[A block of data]
□ □ □ □ □ □ □
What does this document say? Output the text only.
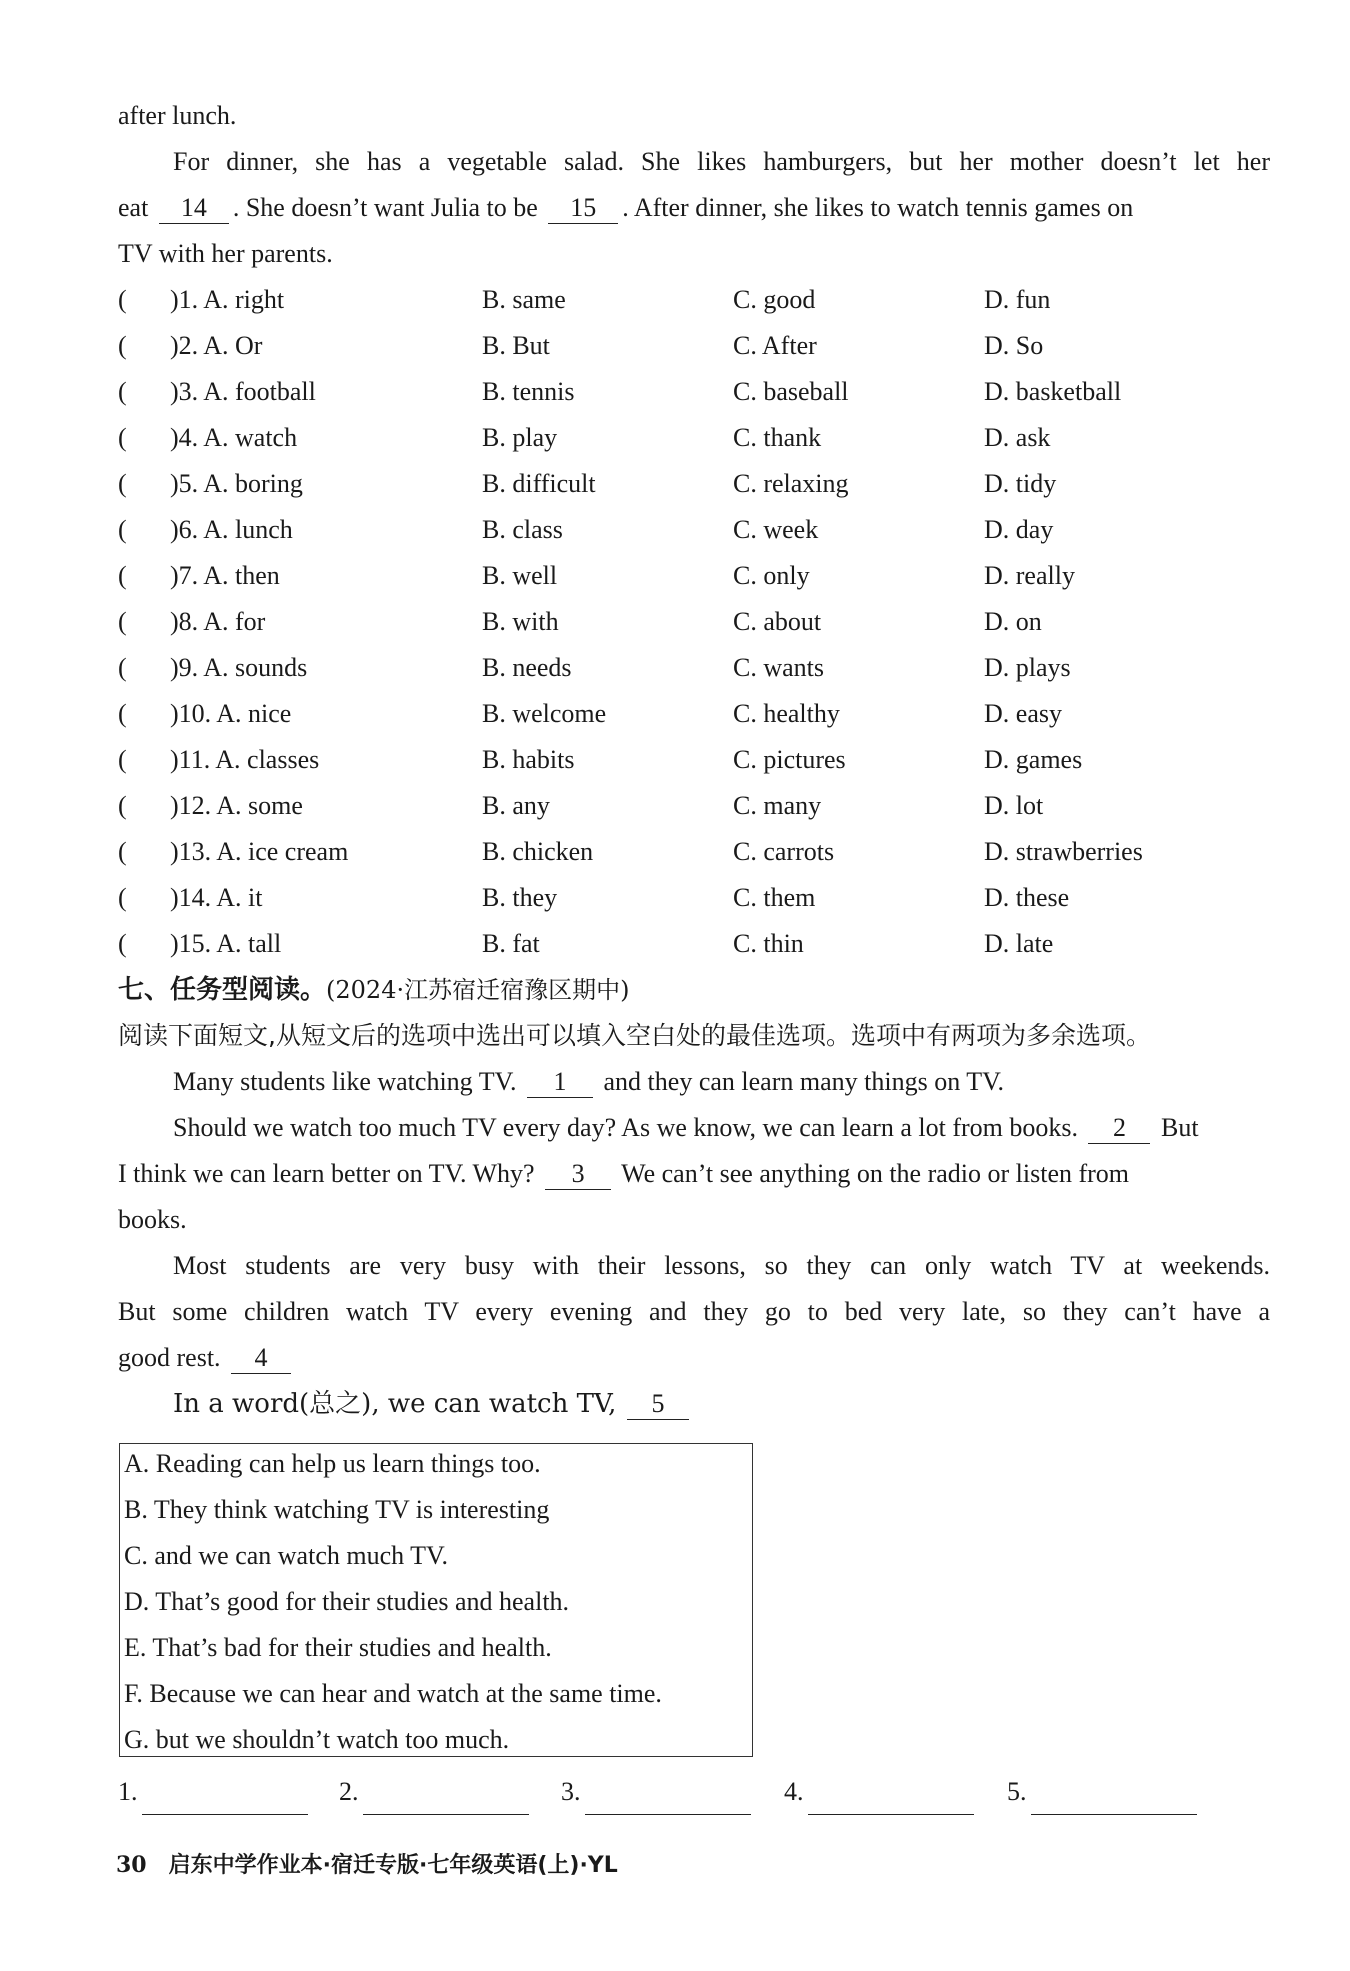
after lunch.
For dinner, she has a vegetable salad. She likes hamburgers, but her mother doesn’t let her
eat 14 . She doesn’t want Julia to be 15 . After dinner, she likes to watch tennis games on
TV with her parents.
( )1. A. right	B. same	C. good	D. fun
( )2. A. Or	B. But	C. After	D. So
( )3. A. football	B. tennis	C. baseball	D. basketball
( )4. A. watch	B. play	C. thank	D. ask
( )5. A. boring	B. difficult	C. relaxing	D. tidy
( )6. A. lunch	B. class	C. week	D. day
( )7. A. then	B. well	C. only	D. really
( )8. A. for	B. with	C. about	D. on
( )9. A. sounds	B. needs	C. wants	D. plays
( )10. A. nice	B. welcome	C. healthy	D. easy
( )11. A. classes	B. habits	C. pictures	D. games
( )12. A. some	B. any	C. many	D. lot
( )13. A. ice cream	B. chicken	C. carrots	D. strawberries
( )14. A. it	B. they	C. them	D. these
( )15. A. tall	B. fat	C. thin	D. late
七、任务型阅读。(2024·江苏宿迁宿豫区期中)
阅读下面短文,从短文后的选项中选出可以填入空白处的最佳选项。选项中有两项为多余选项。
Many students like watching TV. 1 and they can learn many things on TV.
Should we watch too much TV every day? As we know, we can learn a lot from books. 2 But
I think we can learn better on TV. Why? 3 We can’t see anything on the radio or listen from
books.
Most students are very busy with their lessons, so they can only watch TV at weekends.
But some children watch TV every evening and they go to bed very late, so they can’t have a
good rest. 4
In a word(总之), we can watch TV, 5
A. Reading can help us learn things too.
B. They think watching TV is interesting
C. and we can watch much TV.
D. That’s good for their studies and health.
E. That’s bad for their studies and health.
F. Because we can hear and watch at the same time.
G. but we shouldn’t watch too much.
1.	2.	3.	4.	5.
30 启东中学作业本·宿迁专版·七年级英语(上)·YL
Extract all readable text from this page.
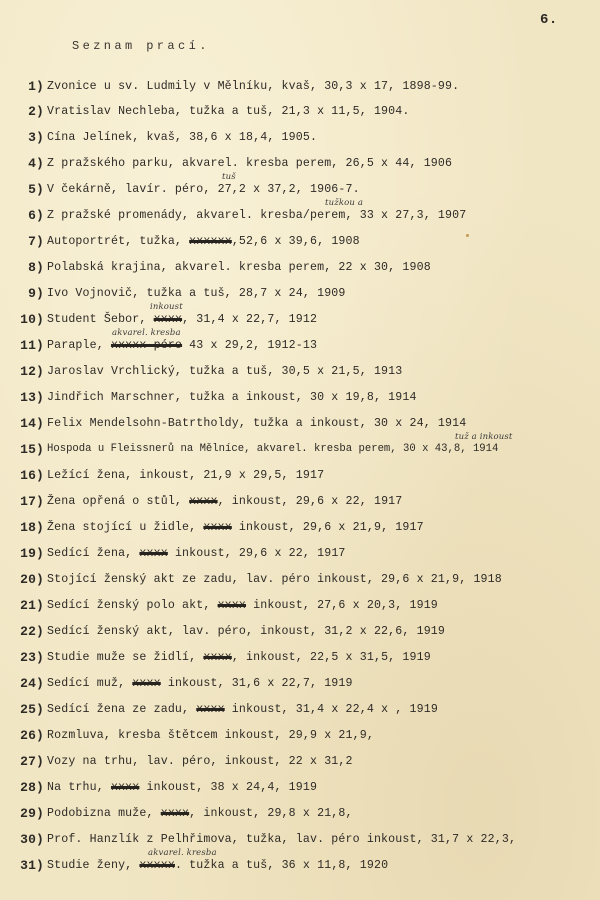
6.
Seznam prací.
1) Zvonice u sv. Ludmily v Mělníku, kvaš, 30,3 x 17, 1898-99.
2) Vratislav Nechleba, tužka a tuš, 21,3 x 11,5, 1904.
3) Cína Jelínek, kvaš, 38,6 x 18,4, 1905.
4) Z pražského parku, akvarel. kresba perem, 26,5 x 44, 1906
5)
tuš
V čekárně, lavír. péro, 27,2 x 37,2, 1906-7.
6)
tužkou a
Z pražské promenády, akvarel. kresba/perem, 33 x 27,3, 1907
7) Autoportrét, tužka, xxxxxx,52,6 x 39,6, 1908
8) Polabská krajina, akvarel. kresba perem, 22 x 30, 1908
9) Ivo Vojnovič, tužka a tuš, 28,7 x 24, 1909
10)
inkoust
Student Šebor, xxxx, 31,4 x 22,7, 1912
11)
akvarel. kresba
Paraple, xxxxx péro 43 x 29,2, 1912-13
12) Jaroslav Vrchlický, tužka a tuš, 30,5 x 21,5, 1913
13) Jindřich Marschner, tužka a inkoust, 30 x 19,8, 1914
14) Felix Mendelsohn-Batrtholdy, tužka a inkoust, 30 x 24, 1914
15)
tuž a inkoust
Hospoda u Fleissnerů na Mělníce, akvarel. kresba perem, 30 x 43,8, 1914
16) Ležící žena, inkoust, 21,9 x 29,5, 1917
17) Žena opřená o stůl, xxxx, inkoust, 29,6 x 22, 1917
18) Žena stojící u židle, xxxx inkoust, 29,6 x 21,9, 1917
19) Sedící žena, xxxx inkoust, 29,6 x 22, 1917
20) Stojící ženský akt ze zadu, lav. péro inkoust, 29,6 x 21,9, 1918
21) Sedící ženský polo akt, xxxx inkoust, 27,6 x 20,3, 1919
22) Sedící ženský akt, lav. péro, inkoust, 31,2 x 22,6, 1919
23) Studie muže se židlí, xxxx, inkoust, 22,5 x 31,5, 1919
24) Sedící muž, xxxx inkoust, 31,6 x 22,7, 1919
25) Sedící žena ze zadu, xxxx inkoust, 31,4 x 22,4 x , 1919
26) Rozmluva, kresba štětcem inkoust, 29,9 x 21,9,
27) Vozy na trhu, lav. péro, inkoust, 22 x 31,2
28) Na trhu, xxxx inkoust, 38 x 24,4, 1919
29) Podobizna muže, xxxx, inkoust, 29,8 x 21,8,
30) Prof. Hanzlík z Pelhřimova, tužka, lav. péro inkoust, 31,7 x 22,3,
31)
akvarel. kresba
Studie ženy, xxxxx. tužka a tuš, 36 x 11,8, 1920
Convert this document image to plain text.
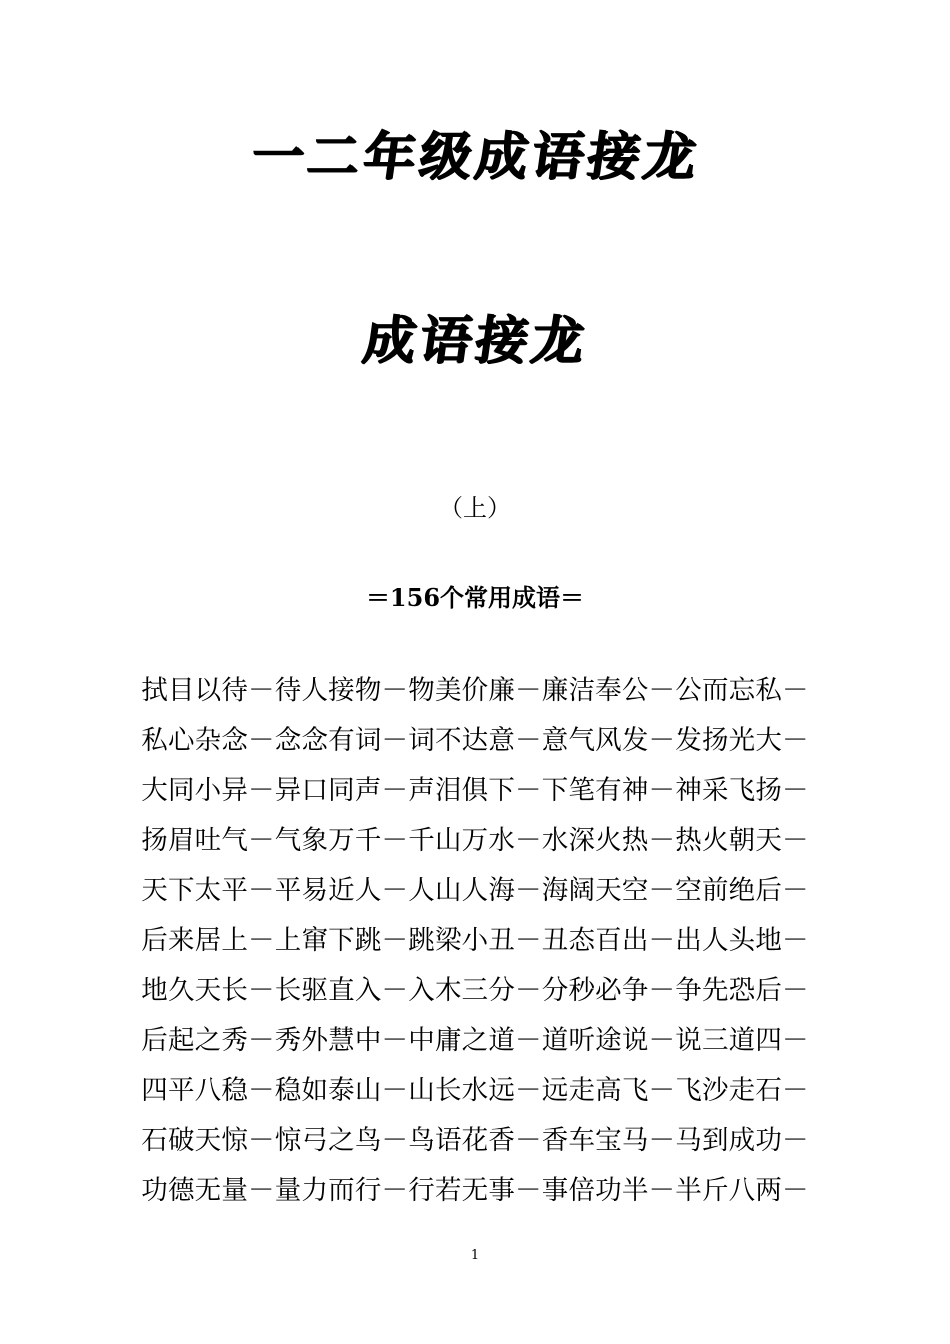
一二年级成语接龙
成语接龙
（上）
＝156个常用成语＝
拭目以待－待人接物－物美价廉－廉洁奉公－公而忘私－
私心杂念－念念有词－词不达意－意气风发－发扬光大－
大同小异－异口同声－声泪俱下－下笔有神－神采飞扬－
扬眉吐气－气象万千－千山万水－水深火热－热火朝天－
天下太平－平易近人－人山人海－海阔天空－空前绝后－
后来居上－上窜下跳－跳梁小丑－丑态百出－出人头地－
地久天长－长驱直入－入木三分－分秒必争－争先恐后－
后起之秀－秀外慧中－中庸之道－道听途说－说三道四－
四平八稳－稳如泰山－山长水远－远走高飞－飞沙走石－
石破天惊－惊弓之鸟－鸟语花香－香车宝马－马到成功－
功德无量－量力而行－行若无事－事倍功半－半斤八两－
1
□ □ □ □ □ □ □
• _WHAT IS NEEDED_:
Leave the pictures out, and print every line of the listing exactly as written.

• _TASK OUTPUT_:
What does this document say? Output the text only.
after lunch.
For dinner, she has a vegetable salad. She likes hamburgers, but her mother doesn’t let her
eat 14 . She doesn’t want Julia to be 15 . After dinner, she likes to watch tennis games on
TV with her parents.
( )1. A. right	B. same	C. good	D. fun
( )2. A. Or	B. But	C. After	D. So
( )3. A. football	B. tennis	C. baseball	D. basketball
( )4. A. watch	B. play	C. thank	D. ask
( )5. A. boring	B. difficult	C. relaxing	D. tidy
( )6. A. lunch	B. class	C. week	D. day
( )7. A. then	B. well	C. only	D. really
( )8. A. for	B. with	C. about	D. on
( )9. A. sounds	B. needs	C. wants	D. plays
( )10. A. nice	B. welcome	C. healthy	D. easy
( )11. A. classes	B. habits	C. pictures	D. games
( )12. A. some	B. any	C. many	D. lot
( )13. A. ice cream	B. chicken	C. carrots	D. strawberries
( )14. A. it	B. they	C. them	D. these
( )15. A. tall	B. fat	C. thin	D. late
七、任务型阅读。(2024·江苏宿迁宿豫区期中)
阅读下面短文,从短文后的选项中选出可以填入空白处的最佳选项。选项中有两项为多余选项。
Many students like watching TV. 1 and they can learn many things on TV.
Should we watch too much TV every day? As we know, we can learn a lot from books. 2 But
I think we can learn better on TV. Why? 3 We can’t see anything on the radio or listen from
books.
Most students are very busy with their lessons, so they can only watch TV at weekends.
But some children watch TV every evening and they go to bed very late, so they can’t have a
good rest. 4
In a word(总之), we can watch TV, 5
A. Reading can help us learn things too.
B. They think watching TV is interesting
C. and we can watch much TV.
D. That’s good for their studies and health.
E. That’s bad for their studies and health.
F. Because we can hear and watch at the same time.
G. but we shouldn’t watch too much.
1.	2.	3.	4.	5.
30 启东中学作业本·宿迁专版·七年级英语(上)·YL
Extract all readable text from this page.
6.
Seznam prací.
1) Zvonice u sv. Ludmily v Mělníku, kvaš, 30,3 x 17, 1898-99.
2) Vratislav Nechleba, tužka a tuš, 21,3 x 11,5, 1904.
3) Cína Jelínek, kvaš, 38,6 x 18,4, 1905.
4) Z pražského parku, akvarel. kresba perem, 26,5 x 44, 1906
5)
tuš
V čekárně, lavír. péro, 27,2 x 37,2, 1906-7.
6)
tužkou a
Z pražské promenády, akvarel. kresba/perem, 33 x 27,3, 1907
7) Autoportrét, tužka, xxxxxx,52,6 x 39,6, 1908
8) Polabská krajina, akvarel. kresba perem, 22 x 30, 1908
9) Ivo Vojnovič, tužka a tuš, 28,7 x 24, 1909
10)
inkoust
Student Šebor, xxxx, 31,4 x 22,7, 1912
11)
akvarel. kresba
Paraple, xxxxx péro 43 x 29,2, 1912-13
12) Jaroslav Vrchlický, tužka a tuš, 30,5 x 21,5, 1913
13) Jindřich Marschner, tužka a inkoust, 30 x 19,8, 1914
14) Felix Mendelsohn-Batrtholdy, tužka a inkoust, 30 x 24, 1914
15)
tuž a inkoust
Hospoda u Fleissnerů na Mělníce, akvarel. kresba perem, 30 x 43,8, 1914
16) Ležící žena, inkoust, 21,9 x 29,5, 1917
17) Žena opřená o stůl, xxxx, inkoust, 29,6 x 22, 1917
18) Žena stojící u židle, xxxx inkoust, 29,6 x 21,9, 1917
19) Sedící žena, xxxx inkoust, 29,6 x 22, 1917
20) Stojící ženský akt ze zadu, lav. péro inkoust, 29,6 x 21,9, 1918
21) Sedící ženský polo akt, xxxx inkoust, 27,6 x 20,3, 1919
22) Sedící ženský akt, lav. péro, inkoust, 31,2 x 22,6, 1919
23) Studie muže se židlí, xxxx, inkoust, 22,5 x 31,5, 1919
24) Sedící muž, xxxx inkoust, 31,6 x 22,7, 1919
25) Sedící žena ze zadu, xxxx inkoust, 31,4 x 22,4 x , 1919
26) Rozmluva, kresba štětcem inkoust, 29,9 x 21,9,
27) Vozy na trhu, lav. péro, inkoust, 22 x 31,2
28) Na trhu, xxxx inkoust, 38 x 24,4, 1919
29) Podobizna muže, xxxx, inkoust, 29,8 x 21,8,
30) Prof. Hanzlík z Pelhřimova, tužka, lav. péro inkoust, 31,7 x 22,3,
31)
akvarel. kresba
Studie ženy, xxxxx. tužka a tuš, 36 x 11,8, 1920
Convert this document image to plain text.
一二年级成语接龙
成语接龙
（上）
＝156个常用成语＝
拭目以待－待人接物－物美价廉－廉洁奉公－公而忘私－
私心杂念－念念有词－词不达意－意气风发－发扬光大－
大同小异－异口同声－声泪俱下－下笔有神－神采飞扬－
扬眉吐气－气象万千－千山万水－水深火热－热火朝天－
天下太平－平易近人－人山人海－海阔天空－空前绝后－
后来居上－上窜下跳－跳梁小丑－丑态百出－出人头地－
地久天长－长驱直入－入木三分－分秒必争－争先恐后－
后起之秀－秀外慧中－中庸之道－道听途说－说三道四－
四平八稳－稳如泰山－山长水远－远走高飞－飞沙走石－
石破天惊－惊弓之鸟－鸟语花香－香车宝马－马到成功－
功德无量－量力而行－行若无事－事倍功半－半斤八两－
1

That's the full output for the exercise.